═════ Material for this exercise ═════

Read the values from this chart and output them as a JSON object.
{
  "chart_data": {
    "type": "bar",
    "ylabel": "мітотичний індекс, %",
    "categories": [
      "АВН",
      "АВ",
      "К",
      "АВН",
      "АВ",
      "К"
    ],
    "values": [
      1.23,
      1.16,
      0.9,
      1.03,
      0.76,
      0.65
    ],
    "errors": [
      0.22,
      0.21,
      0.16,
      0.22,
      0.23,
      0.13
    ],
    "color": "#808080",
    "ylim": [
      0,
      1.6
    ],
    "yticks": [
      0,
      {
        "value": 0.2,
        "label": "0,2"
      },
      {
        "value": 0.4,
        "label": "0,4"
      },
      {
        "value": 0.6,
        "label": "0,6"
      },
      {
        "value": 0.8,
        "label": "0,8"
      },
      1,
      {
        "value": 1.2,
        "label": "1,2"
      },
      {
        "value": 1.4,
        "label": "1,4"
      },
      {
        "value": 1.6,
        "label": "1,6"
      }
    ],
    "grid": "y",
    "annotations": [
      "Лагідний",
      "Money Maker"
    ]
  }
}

═════

[Task to carry out]:
Using the entries above, please restate each one word for word.

[Solution to this problem]:
Read the values from this chart and output them as a JSON object.
{
  "chart_data": {
    "type": "bar",
    "ylabel": "мітотичний індекс, %",
    "categories": [
      "АВН",
      "АВ",
      "К",
      "АВН",
      "АВ",
      "К"
    ],
    "values": [
      1.23,
      1.16,
      0.9,
      1.03,
      0.76,
      0.65
    ],
    "errors": [
      0.22,
      0.21,
      0.16,
      0.22,
      0.23,
      0.13
    ],
    "color": "#808080",
    "ylim": [
      0,
      1.6
    ],
    "yticks": [
      0,
      {
        "value": 0.2,
        "label": "0,2"
      },
      {
        "value": 0.4,
        "label": "0,4"
      },
      {
        "value": 0.6,
        "label": "0,6"
      },
      {
        "value": 0.8,
        "label": "0,8"
      },
      1,
      {
        "value": 1.2,
        "label": "1,2"
      },
      {
        "value": 1.4,
        "label": "1,4"
      },
      {
        "value": 1.6,
        "label": "1,6"
      }
    ],
    "grid": "y",
    "annotations": [
      "Лагідний",
      "Money Maker"
    ]
  }
}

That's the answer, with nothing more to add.